## Start Data excerpts
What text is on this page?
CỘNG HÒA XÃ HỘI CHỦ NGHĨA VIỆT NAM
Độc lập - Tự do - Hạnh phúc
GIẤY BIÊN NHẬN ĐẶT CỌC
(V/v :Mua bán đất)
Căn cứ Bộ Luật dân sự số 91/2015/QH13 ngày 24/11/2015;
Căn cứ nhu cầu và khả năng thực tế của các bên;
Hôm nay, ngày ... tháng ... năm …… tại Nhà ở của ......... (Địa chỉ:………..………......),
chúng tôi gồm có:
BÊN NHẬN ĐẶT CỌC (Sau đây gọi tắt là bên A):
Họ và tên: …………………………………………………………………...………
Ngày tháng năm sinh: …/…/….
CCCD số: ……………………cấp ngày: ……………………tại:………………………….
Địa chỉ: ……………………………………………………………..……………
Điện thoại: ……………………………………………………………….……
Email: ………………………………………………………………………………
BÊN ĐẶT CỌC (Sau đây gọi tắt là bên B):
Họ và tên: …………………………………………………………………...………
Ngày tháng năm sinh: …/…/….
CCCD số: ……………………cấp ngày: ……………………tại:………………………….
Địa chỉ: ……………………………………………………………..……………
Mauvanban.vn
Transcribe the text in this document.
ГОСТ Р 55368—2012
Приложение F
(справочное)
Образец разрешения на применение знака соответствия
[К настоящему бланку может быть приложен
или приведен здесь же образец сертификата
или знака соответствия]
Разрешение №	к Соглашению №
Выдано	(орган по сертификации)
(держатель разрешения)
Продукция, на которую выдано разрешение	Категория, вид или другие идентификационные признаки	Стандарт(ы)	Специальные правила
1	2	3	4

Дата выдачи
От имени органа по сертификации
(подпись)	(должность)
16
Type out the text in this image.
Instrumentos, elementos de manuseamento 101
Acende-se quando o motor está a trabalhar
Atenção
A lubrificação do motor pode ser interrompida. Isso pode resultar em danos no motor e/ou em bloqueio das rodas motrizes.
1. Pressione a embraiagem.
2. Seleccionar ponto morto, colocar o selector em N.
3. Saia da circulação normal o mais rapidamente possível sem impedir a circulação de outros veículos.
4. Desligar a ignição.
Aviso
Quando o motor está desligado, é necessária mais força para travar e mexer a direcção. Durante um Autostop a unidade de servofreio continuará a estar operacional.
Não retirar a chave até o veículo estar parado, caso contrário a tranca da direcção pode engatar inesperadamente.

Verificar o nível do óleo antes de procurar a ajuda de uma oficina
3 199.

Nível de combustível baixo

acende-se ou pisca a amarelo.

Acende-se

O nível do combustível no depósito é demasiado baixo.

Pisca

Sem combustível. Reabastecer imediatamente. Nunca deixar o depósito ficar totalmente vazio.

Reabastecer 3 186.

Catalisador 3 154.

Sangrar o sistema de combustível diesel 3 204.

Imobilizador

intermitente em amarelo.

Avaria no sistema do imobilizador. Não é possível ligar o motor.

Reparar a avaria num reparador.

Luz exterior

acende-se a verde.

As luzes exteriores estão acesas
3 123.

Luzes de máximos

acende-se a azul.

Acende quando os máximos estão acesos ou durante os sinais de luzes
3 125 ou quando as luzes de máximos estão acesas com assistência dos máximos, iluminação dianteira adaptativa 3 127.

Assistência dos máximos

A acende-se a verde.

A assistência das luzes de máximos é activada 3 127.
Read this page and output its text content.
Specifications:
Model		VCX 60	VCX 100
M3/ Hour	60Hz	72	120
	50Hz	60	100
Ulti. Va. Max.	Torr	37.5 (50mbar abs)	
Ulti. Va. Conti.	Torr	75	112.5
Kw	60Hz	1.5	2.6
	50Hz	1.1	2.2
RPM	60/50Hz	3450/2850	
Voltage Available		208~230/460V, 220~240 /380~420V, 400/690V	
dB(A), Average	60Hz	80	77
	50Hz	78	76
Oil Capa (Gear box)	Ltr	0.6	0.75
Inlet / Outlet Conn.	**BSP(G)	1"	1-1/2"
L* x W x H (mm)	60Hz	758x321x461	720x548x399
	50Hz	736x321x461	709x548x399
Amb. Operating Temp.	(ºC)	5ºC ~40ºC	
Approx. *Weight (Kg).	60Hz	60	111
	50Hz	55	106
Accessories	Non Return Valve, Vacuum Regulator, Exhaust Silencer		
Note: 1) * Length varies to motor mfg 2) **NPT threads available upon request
## End Data excerpts
→ Work to complete
Output the full listing without altering anything.

→ Reply
What text is on this page?
CỘNG HÒA XÃ HỘI CHỦ NGHĨA VIỆT NAM
Độc lập - Tự do - Hạnh phúc
GIẤY BIÊN NHẬN ĐẶT CỌC
(V/v :Mua bán đất)
Căn cứ Bộ Luật dân sự số 91/2015/QH13 ngày 24/11/2015;
Căn cứ nhu cầu và khả năng thực tế của các bên;
Hôm nay, ngày ... tháng ... năm …… tại Nhà ở của ......... (Địa chỉ:………..………......),
chúng tôi gồm có:
BÊN NHẬN ĐẶT CỌC (Sau đây gọi tắt là bên A):
Họ và tên: …………………………………………………………………...………
Ngày tháng năm sinh: …/…/….
CCCD số: ……………………cấp ngày: ……………………tại:………………………….
Địa chỉ: ……………………………………………………………..……………
Điện thoại: ……………………………………………………………….……
Email: ………………………………………………………………………………
BÊN ĐẶT CỌC (Sau đây gọi tắt là bên B):
Họ và tên: …………………………………………………………………...………
Ngày tháng năm sinh: …/…/….
CCCD số: ……………………cấp ngày: ……………………tại:………………………….
Địa chỉ: ……………………………………………………………..……………
Mauvanban.vn
Transcribe the text in this document.
ГОСТ Р 55368—2012
Приложение F
(справочное)
Образец разрешения на применение знака соответствия
[К настоящему бланку может быть приложен
или приведен здесь же образец сертификата
или знака соответствия]
Разрешение №	к Соглашению №
Выдано	(орган по сертификации)
(держатель разрешения)
Продукция, на которую выдано разрешение	Категория, вид или другие идентификационные признаки	Стандарт(ы)	Специальные правила
1	2	3	4

Дата выдачи
От имени органа по сертификации
(подпись)	(должность)
16
Type out the text in this image.
Instrumentos, elementos de manuseamento 101
Acende-se quando o motor está a trabalhar
Atenção
A lubrificação do motor pode ser interrompida. Isso pode resultar em danos no motor e/ou em bloqueio das rodas motrizes.
1. Pressione a embraiagem.
2. Seleccionar ponto morto, colocar o selector em N.
3. Saia da circulação normal o mais rapidamente possível sem impedir a circulação de outros veículos.
4. Desligar a ignição.
Aviso
Quando o motor está desligado, é necessária mais força para travar e mexer a direcção. Durante um Autostop a unidade de servofreio continuará a estar operacional.
Não retirar a chave até o veículo estar parado, caso contrário a tranca da direcção pode engatar inesperadamente.

Verificar o nível do óleo antes de procurar a ajuda de uma oficina
3 199.

Nível de combustível baixo

acende-se ou pisca a amarelo.

Acende-se

O nível do combustível no depósito é demasiado baixo.

Pisca

Sem combustível. Reabastecer imediatamente. Nunca deixar o depósito ficar totalmente vazio.

Reabastecer 3 186.

Catalisador 3 154.

Sangrar o sistema de combustível diesel 3 204.

Imobilizador

intermitente em amarelo.

Avaria no sistema do imobilizador. Não é possível ligar o motor.

Reparar a avaria num reparador.

Luz exterior

acende-se a verde.

As luzes exteriores estão acesas
3 123.

Luzes de máximos

acende-se a azul.

Acende quando os máximos estão acesos ou durante os sinais de luzes
3 125 ou quando as luzes de máximos estão acesas com assistência dos máximos, iluminação dianteira adaptativa 3 127.

Assistência dos máximos

A acende-se a verde.

A assistência das luzes de máximos é activada 3 127.
Read this page and output its text content.
Specifications:
Model		VCX 60	VCX 100
M3/ Hour	60Hz	72	120
	50Hz	60	100
Ulti. Va. Max.	Torr	37.5 (50mbar abs)	
Ulti. Va. Conti.	Torr	75	112.5
Kw	60Hz	1.5	2.6
	50Hz	1.1	2.2
RPM	60/50Hz	3450/2850	
Voltage Available		208~230/460V, 220~240 /380~420V, 400/690V	
dB(A), Average	60Hz	80	77
	50Hz	78	76
Oil Capa (Gear box)	Ltr	0.6	0.75
Inlet / Outlet Conn.	**BSP(G)	1"	1-1/2"
L* x W x H (mm)	60Hz	758x321x461	720x548x399
	50Hz	736x321x461	709x548x399
Amb. Operating Temp.	(ºC)	5ºC ~40ºC	
Approx. *Weight (Kg).	60Hz	60	111
	50Hz	55	106
Accessories	Non Return Valve, Vacuum Regulator, Exhaust Silencer		
Note: 1) * Length varies to motor mfg 2) **NPT threads available upon request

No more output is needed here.